# Task directions
Word for word, retype every entry in the listing.

# Data extract
## begin

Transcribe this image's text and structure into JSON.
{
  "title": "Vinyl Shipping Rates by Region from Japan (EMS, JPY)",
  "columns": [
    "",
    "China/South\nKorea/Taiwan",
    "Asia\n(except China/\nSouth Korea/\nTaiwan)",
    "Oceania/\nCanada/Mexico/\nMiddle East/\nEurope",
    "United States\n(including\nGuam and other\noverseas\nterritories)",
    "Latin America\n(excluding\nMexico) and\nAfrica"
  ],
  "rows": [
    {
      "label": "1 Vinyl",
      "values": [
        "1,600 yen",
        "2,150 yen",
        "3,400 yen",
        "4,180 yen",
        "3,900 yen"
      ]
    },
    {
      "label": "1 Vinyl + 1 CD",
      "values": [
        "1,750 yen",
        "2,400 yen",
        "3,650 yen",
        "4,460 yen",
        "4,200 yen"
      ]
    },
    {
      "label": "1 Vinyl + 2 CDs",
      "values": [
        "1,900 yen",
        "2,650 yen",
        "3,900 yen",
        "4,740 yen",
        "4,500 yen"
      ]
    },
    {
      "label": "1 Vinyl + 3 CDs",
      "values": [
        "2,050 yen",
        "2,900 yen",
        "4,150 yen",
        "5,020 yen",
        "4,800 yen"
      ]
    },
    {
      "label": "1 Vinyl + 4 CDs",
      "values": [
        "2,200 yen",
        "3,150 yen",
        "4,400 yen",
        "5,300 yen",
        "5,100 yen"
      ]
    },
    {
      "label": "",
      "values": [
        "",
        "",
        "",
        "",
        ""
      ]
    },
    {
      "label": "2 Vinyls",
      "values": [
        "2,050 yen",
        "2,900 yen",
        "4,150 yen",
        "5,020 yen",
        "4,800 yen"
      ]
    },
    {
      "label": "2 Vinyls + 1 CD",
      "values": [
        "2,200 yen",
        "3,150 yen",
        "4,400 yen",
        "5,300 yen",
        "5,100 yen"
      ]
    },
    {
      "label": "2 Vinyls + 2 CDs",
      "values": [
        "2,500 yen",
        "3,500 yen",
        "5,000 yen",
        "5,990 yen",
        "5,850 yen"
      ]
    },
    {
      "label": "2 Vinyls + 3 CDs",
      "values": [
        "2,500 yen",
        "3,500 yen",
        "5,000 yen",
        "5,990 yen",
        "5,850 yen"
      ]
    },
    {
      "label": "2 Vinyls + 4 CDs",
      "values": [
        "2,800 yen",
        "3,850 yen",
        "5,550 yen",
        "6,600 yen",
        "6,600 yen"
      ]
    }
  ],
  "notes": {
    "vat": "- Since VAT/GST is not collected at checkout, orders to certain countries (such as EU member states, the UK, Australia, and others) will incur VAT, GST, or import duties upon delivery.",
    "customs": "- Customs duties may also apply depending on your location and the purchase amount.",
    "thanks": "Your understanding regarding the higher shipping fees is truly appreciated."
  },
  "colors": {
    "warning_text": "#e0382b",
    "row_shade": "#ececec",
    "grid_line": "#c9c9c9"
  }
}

## end

# Expected answer
Transcribe this image's text and structure into JSON.
{
  "title": "Vinyl Shipping Rates by Region from Japan (EMS, JPY)",
  "columns": [
    "",
    "China/South\nKorea/Taiwan",
    "Asia\n(except China/\nSouth Korea/\nTaiwan)",
    "Oceania/\nCanada/Mexico/\nMiddle East/\nEurope",
    "United States\n(including\nGuam and other\noverseas\nterritories)",
    "Latin America\n(excluding\nMexico) and\nAfrica"
  ],
  "rows": [
    {
      "label": "1 Vinyl",
      "values": [
        "1,600 yen",
        "2,150 yen",
        "3,400 yen",
        "4,180 yen",
        "3,900 yen"
      ]
    },
    {
      "label": "1 Vinyl + 1 CD",
      "values": [
        "1,750 yen",
        "2,400 yen",
        "3,650 yen",
        "4,460 yen",
        "4,200 yen"
      ]
    },
    {
      "label": "1 Vinyl + 2 CDs",
      "values": [
        "1,900 yen",
        "2,650 yen",
        "3,900 yen",
        "4,740 yen",
        "4,500 yen"
      ]
    },
    {
      "label": "1 Vinyl + 3 CDs",
      "values": [
        "2,050 yen",
        "2,900 yen",
        "4,150 yen",
        "5,020 yen",
        "4,800 yen"
      ]
    },
    {
      "label": "1 Vinyl + 4 CDs",
      "values": [
        "2,200 yen",
        "3,150 yen",
        "4,400 yen",
        "5,300 yen",
        "5,100 yen"
      ]
    },
    {
      "label": "",
      "values": [
        "",
        "",
        "",
        "",
        ""
      ]
    },
    {
      "label": "2 Vinyls",
      "values": [
        "2,050 yen",
        "2,900 yen",
        "4,150 yen",
        "5,020 yen",
        "4,800 yen"
      ]
    },
    {
      "label": "2 Vinyls + 1 CD",
      "values": [
        "2,200 yen",
        "3,150 yen",
        "4,400 yen",
        "5,300 yen",
        "5,100 yen"
      ]
    },
    {
      "label": "2 Vinyls + 2 CDs",
      "values": [
        "2,500 yen",
        "3,500 yen",
        "5,000 yen",
        "5,990 yen",
        "5,850 yen"
      ]
    },
    {
      "label": "2 Vinyls + 3 CDs",
      "values": [
        "2,500 yen",
        "3,500 yen",
        "5,000 yen",
        "5,990 yen",
        "5,850 yen"
      ]
    },
    {
      "label": "2 Vinyls + 4 CDs",
      "values": [
        "2,800 yen",
        "3,850 yen",
        "5,550 yen",
        "6,600 yen",
        "6,600 yen"
      ]
    }
  ],
  "notes": {
    "vat": "- Since VAT/GST is not collected at checkout, orders to certain countries (such as EU member states, the UK, Australia, and others) will incur VAT, GST, or import duties upon delivery.",
    "customs": "- Customs duties may also apply depending on your location and the purchase amount.",
    "thanks": "Your understanding regarding the higher shipping fees is truly appreciated."
  },
  "colors": {
    "warning_text": "#e0382b",
    "row_shade": "#ececec",
    "grid_line": "#c9c9c9"
  }
}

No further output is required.